[Element placement data]
#####

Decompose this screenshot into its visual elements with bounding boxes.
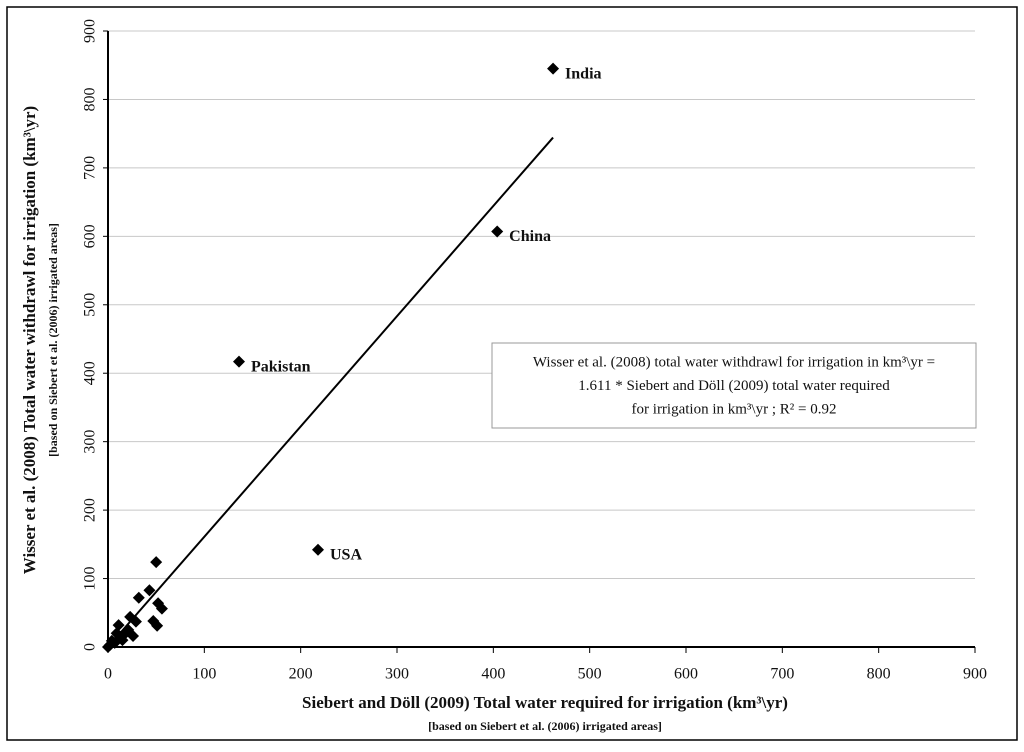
annotation-line: Wisser et al. (2008) total water withdra… [533, 354, 935, 370]
point-label: Pakistan [251, 358, 311, 375]
point [132, 591, 145, 604]
y-tick-label: 300 [82, 430, 99, 454]
point [143, 584, 156, 597]
y-tick-label: 600 [82, 224, 99, 248]
annotation-box [491, 342, 977, 429]
x-tick-label: 0 [104, 666, 112, 683]
y-tick-label: 700 [82, 156, 99, 180]
y-tick-label: 0 [82, 643, 99, 651]
point [150, 556, 163, 569]
annotation-line: for irrigation in km³\yr ; R² = 0.92 [632, 401, 837, 417]
y-tick-label: 100 [82, 567, 99, 591]
point [155, 602, 168, 615]
y-tick-label: 200 [82, 498, 99, 522]
point [102, 641, 114, 653]
x-tick-label: 900 [963, 666, 987, 683]
y-axis-title: Wisser et al. (2008) Total water withdra… [20, 106, 39, 574]
y-tick-label: 400 [82, 361, 99, 385]
x-tick-label: 800 [867, 666, 891, 683]
point-label: USA [330, 546, 362, 563]
x-axis-title: Siebert and Döll (2009) Total water requ… [302, 693, 788, 712]
y-tick-label: 900 [82, 19, 99, 43]
point [114, 631, 127, 644]
point [547, 62, 560, 75]
point [151, 619, 164, 632]
x-tick-label: 700 [770, 666, 794, 683]
y-tick-label: 800 [82, 87, 99, 111]
point [127, 630, 140, 643]
point [491, 225, 504, 238]
x-axis-subtitle: [based on Siebert et al. (2006) irrigate… [428, 719, 662, 733]
point [233, 355, 246, 368]
annotation-line: 1.611 * Siebert and Döll (2009) total wa… [578, 378, 890, 394]
point-label: China [509, 228, 551, 245]
point [312, 543, 325, 556]
frame [6, 6, 1018, 741]
y-tick-label: 500 [82, 293, 99, 317]
point [129, 615, 142, 628]
point [112, 619, 125, 632]
x-tick-label: 500 [578, 666, 602, 683]
x-tick-label: 200 [289, 666, 313, 683]
x-tick-label: 100 [192, 666, 216, 683]
trend-line [107, 136, 554, 648]
x-tick-label: 300 [385, 666, 409, 683]
point-label: India [565, 65, 601, 82]
x-tick-label: 600 [674, 666, 698, 683]
x-tick-label: 400 [481, 666, 505, 683]
y-axis-subtitle: [based on Siebert et al. (2006) irrigate… [46, 223, 60, 457]
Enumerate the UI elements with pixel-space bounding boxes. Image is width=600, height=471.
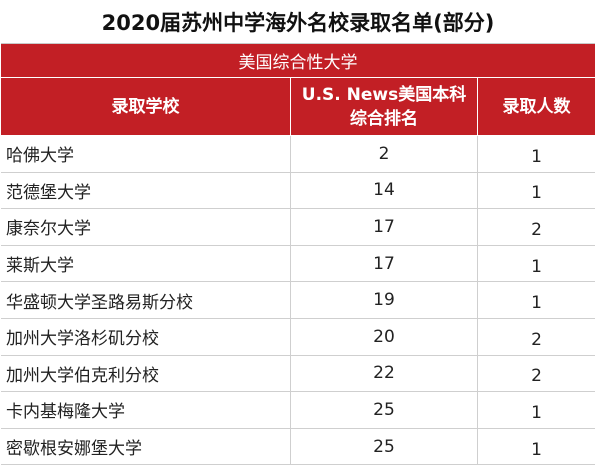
count-cell: 1 (531, 402, 542, 423)
column-header-school: 录取学校 (1, 78, 291, 135)
rank-cell: 17 (291, 245, 478, 282)
rank-cell: 20 (291, 318, 478, 355)
rank-cell: 25 (291, 428, 478, 465)
count-cell: 1 (531, 293, 542, 314)
rank-cell: 17 (291, 209, 478, 245)
table-row: 卡内基梅隆大学 25 1 (1, 392, 595, 429)
school-cell: 哈佛大学 (1, 136, 291, 172)
rank-cell: 14 (291, 172, 478, 209)
column-header-rank: U.S. News美国本科综合排名 (291, 78, 478, 135)
count-cell: 1 (531, 146, 542, 167)
school-cell: 莱斯大学 (1, 245, 291, 282)
table-row: 哈佛大学 2 1 (1, 136, 595, 173)
rank-cell: 2 (291, 136, 478, 172)
table-row: 加州大学洛杉矶分校 20 2 (1, 318, 595, 356)
school-cell: 华盛顿大学圣路易斯分校 (1, 282, 291, 318)
count-cell: 1 (531, 183, 542, 204)
table-row: 莱斯大学 17 1 (1, 245, 595, 283)
table-row: 范德堡大学 14 1 (1, 172, 595, 210)
school-cell: 加州大学伯克利分校 (1, 355, 291, 392)
school-cell: 卡内基梅隆大学 (1, 392, 291, 428)
table-row: 密歇根安娜堡大学 25 1 (1, 428, 595, 466)
count-cell: 2 (531, 219, 542, 240)
rank-cell: 19 (291, 282, 478, 318)
school-cell: 密歇根安娜堡大学 (1, 428, 291, 465)
count-cell: 2 (531, 366, 542, 387)
table-row: 华盛顿大学圣路易斯分校 19 1 (1, 282, 595, 319)
count-cell: 2 (531, 329, 542, 350)
column-header-row: 录取学校 U.S. News美国本科综合排名 录取人数 (1, 78, 595, 136)
school-cell: 范德堡大学 (1, 172, 291, 209)
table-row: 康奈尔大学 17 2 (1, 209, 595, 246)
school-cell: 康奈尔大学 (1, 209, 291, 245)
column-header-count: 录取人数 (502, 96, 571, 117)
table-body: 哈佛大学 2 1 范德堡大学 14 1 康奈尔大学 17 2 莱斯大学 17 1… (1, 136, 595, 466)
school-cell: 加州大学洛杉矶分校 (1, 318, 291, 355)
section-header: 美国综合性大学 (1, 44, 595, 78)
count-cell: 1 (531, 439, 542, 460)
table-row: 加州大学伯克利分校 22 2 (1, 355, 595, 393)
rank-cell: 25 (291, 392, 478, 428)
count-cell: 1 (531, 256, 542, 277)
admissions-table: 2020届苏州中学海外名校录取名单(部分) 美国综合性大学 录取学校 U.S. … (1, 0, 595, 466)
rank-cell: 22 (291, 355, 478, 392)
table-title: 2020届苏州中学海外名校录取名单(部分) (1, 0, 595, 44)
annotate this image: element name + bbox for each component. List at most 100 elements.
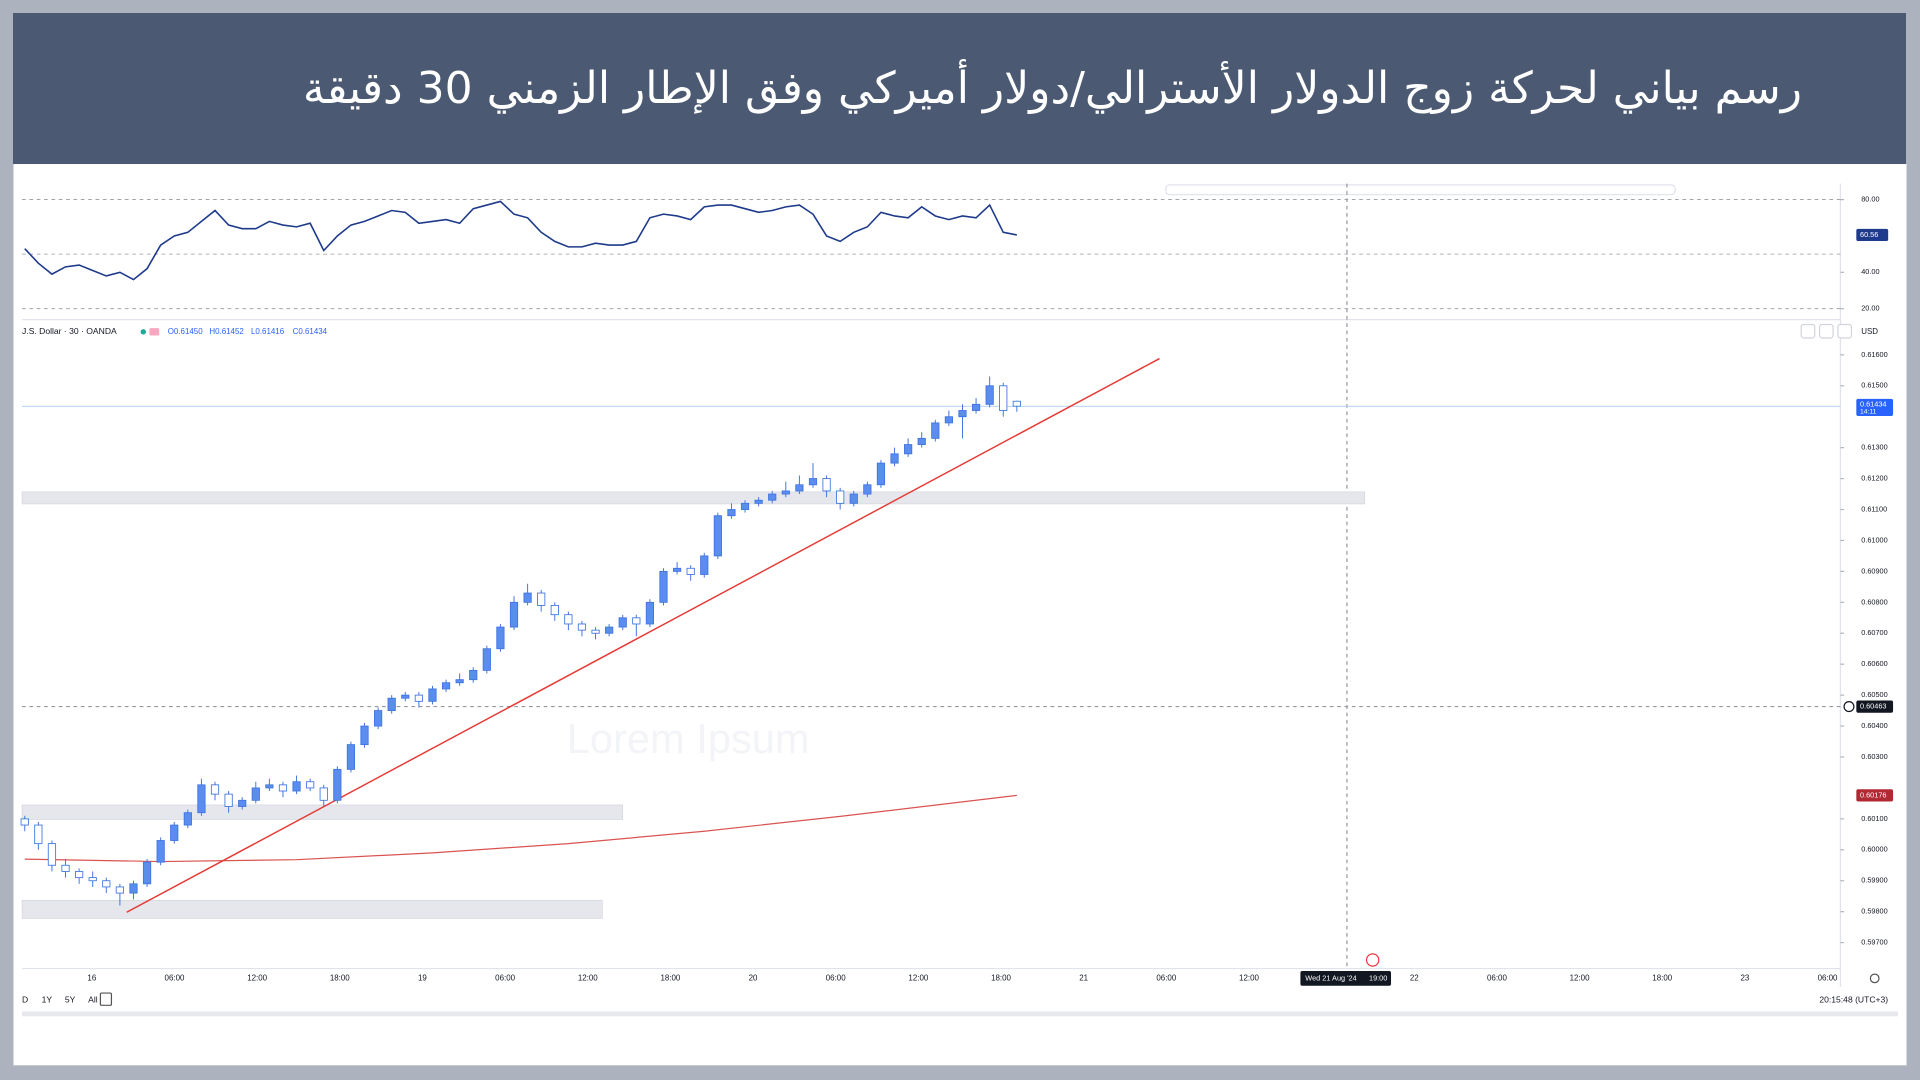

#####

*Instruction*
Copy the lines starting at the one containing "annotation-line: Wisser et" and ending at the one containing "annotation-box [491, 342, 977, 429]", character for character.

*Exercise output*
annotation-line: Wisser et al. (2008) total water withdra… [533, 354, 935, 370]
point-label: Pakistan [251, 358, 311, 375]
point [132, 591, 145, 604]
y-tick-label: 300 [82, 430, 99, 454]
point [143, 584, 156, 597]
y-tick-label: 600 [82, 224, 99, 248]
annotation-box [491, 342, 977, 429]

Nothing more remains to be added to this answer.